_Material supplied_
# # # # # # #

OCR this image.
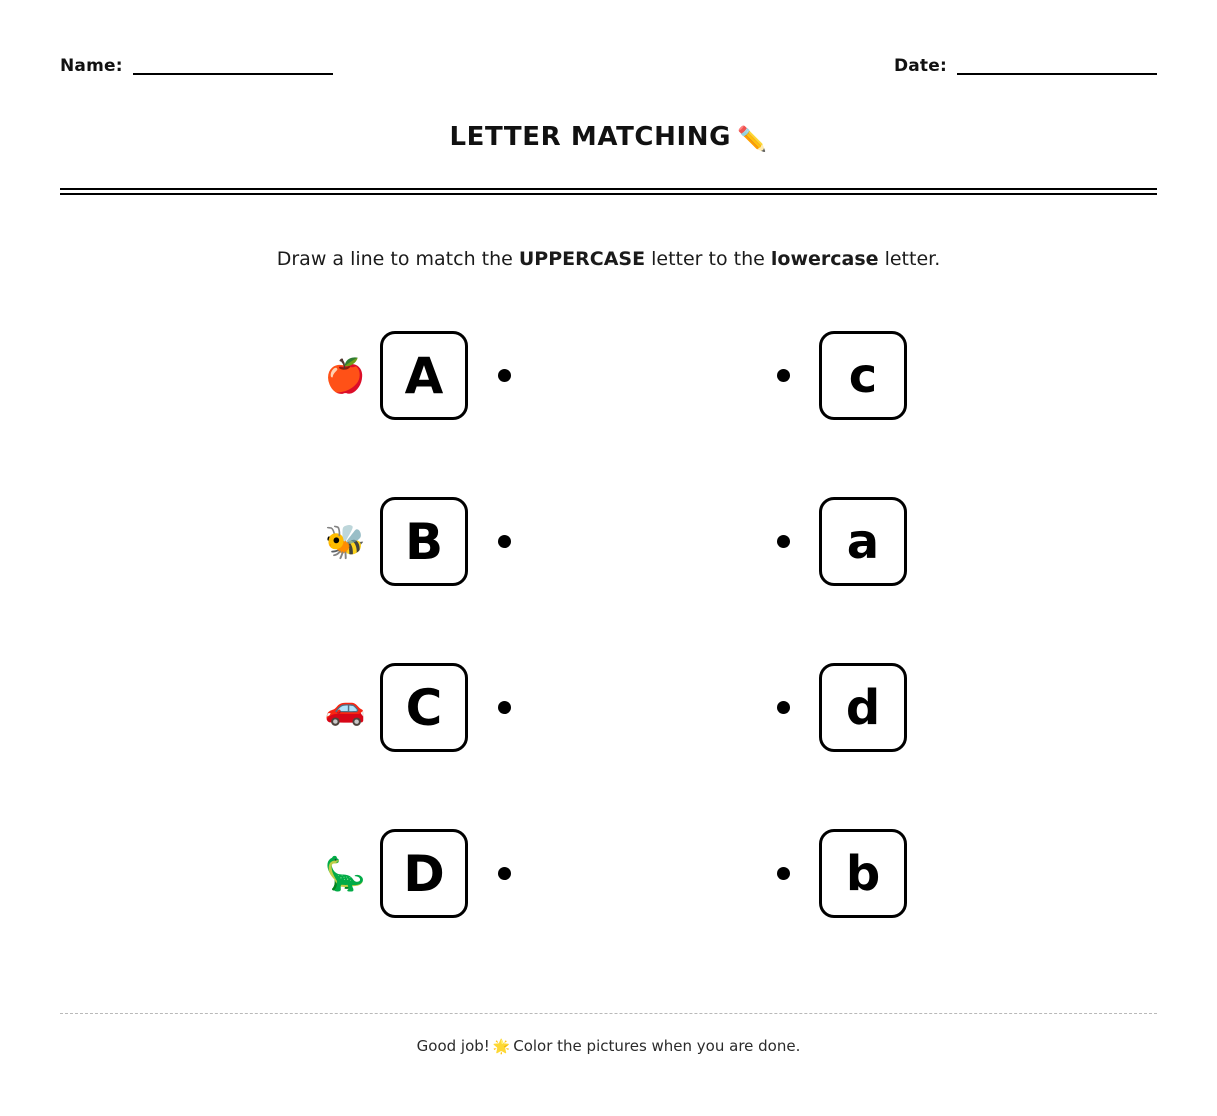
Name:	Date:
LETTER MATCHING ✏️
Draw a line to match the UPPERCASE letter to the lowercase letter.
🍎 A	c
🐝 B	a
🚗 C	d
🦕 D	b
Good job! 🌟 Color the pictures when you are done.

# # # # # # #

_Brief_
Copy out the whole listing exactly, and don't carry over any pictures.

_The completed task_
OCR this image.
Name:	Date:
LETTER MATCHING ✏️
Draw a line to match the UPPERCASE letter to the lowercase letter.
🍎 A	c
🐝 B	a
🚗 C	d
🦕 D	b
Good job! 🌟 Color the pictures when you are done.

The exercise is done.